◆ Task ◆
If pictures are present, leave them out, and copy the data word for word.

◆ Excerpted records ◆
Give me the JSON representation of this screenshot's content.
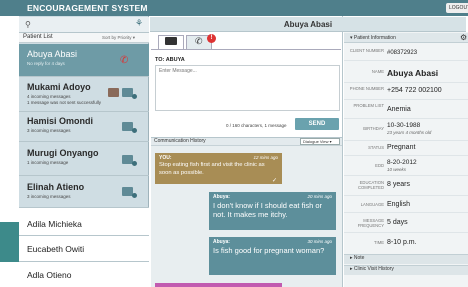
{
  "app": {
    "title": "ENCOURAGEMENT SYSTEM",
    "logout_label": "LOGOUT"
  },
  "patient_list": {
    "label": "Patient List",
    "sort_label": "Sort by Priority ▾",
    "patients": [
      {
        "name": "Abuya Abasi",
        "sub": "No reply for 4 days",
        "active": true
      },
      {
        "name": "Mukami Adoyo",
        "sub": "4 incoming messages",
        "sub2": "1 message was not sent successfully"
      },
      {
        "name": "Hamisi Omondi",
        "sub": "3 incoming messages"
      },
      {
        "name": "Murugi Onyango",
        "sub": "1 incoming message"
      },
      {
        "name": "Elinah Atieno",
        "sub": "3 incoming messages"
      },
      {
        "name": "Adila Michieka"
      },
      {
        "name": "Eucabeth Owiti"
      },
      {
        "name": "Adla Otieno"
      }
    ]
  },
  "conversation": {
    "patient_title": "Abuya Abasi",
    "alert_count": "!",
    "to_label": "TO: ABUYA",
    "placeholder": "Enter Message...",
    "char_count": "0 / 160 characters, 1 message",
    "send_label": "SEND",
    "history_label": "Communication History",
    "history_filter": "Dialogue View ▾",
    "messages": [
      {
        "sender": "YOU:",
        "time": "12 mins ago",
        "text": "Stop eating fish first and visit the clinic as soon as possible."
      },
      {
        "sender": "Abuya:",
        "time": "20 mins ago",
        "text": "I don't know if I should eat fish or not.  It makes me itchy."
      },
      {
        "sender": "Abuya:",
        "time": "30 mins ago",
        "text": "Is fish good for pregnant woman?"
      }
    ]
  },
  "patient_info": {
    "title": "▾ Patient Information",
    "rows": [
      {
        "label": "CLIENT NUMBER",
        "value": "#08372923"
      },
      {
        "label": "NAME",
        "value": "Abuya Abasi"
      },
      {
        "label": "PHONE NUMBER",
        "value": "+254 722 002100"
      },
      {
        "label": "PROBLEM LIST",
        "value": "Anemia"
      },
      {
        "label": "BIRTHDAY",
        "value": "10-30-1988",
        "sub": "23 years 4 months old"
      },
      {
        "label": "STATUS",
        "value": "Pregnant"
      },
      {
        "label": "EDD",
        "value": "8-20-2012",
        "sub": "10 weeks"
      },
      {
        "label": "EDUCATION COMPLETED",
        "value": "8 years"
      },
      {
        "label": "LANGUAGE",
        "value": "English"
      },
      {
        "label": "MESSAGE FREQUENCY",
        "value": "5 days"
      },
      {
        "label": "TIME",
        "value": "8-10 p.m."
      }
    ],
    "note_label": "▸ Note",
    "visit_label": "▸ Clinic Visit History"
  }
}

◆ Exercise output ◆
Give me the JSON representation of this screenshot's content.
{
  "app": {
    "title": "ENCOURAGEMENT SYSTEM",
    "logout_label": "LOGOUT"
  },
  "patient_list": {
    "label": "Patient List",
    "sort_label": "Sort by Priority ▾",
    "patients": [
      {
        "name": "Abuya Abasi",
        "sub": "No reply for 4 days",
        "active": true
      },
      {
        "name": "Mukami Adoyo",
        "sub": "4 incoming messages",
        "sub2": "1 message was not sent successfully"
      },
      {
        "name": "Hamisi Omondi",
        "sub": "3 incoming messages"
      },
      {
        "name": "Murugi Onyango",
        "sub": "1 incoming message"
      },
      {
        "name": "Elinah Atieno",
        "sub": "3 incoming messages"
      },
      {
        "name": "Adila Michieka"
      },
      {
        "name": "Eucabeth Owiti"
      },
      {
        "name": "Adla Otieno"
      }
    ]
  },
  "conversation": {
    "patient_title": "Abuya Abasi",
    "alert_count": "!",
    "to_label": "TO: ABUYA",
    "placeholder": "Enter Message...",
    "char_count": "0 / 160 characters, 1 message",
    "send_label": "SEND",
    "history_label": "Communication History",
    "history_filter": "Dialogue View ▾",
    "messages": [
      {
        "sender": "YOU:",
        "time": "12 mins ago",
        "text": "Stop eating fish first and visit the clinic as soon as possible."
      },
      {
        "sender": "Abuya:",
        "time": "20 mins ago",
        "text": "I don't know if I should eat fish or not.  It makes me itchy."
      },
      {
        "sender": "Abuya:",
        "time": "30 mins ago",
        "text": "Is fish good for pregnant woman?"
      }
    ]
  },
  "patient_info": {
    "title": "▾ Patient Information",
    "rows": [
      {
        "label": "CLIENT NUMBER",
        "value": "#08372923"
      },
      {
        "label": "NAME",
        "value": "Abuya Abasi"
      },
      {
        "label": "PHONE NUMBER",
        "value": "+254 722 002100"
      },
      {
        "label": "PROBLEM LIST",
        "value": "Anemia"
      },
      {
        "label": "BIRTHDAY",
        "value": "10-30-1988",
        "sub": "23 years 4 months old"
      },
      {
        "label": "STATUS",
        "value": "Pregnant"
      },
      {
        "label": "EDD",
        "value": "8-20-2012",
        "sub": "10 weeks"
      },
      {
        "label": "EDUCATION COMPLETED",
        "value": "8 years"
      },
      {
        "label": "LANGUAGE",
        "value": "English"
      },
      {
        "label": "MESSAGE FREQUENCY",
        "value": "5 days"
      },
      {
        "label": "TIME",
        "value": "8-10 p.m."
      }
    ],
    "note_label": "▸ Note",
    "visit_label": "▸ Clinic Visit History"
  }
}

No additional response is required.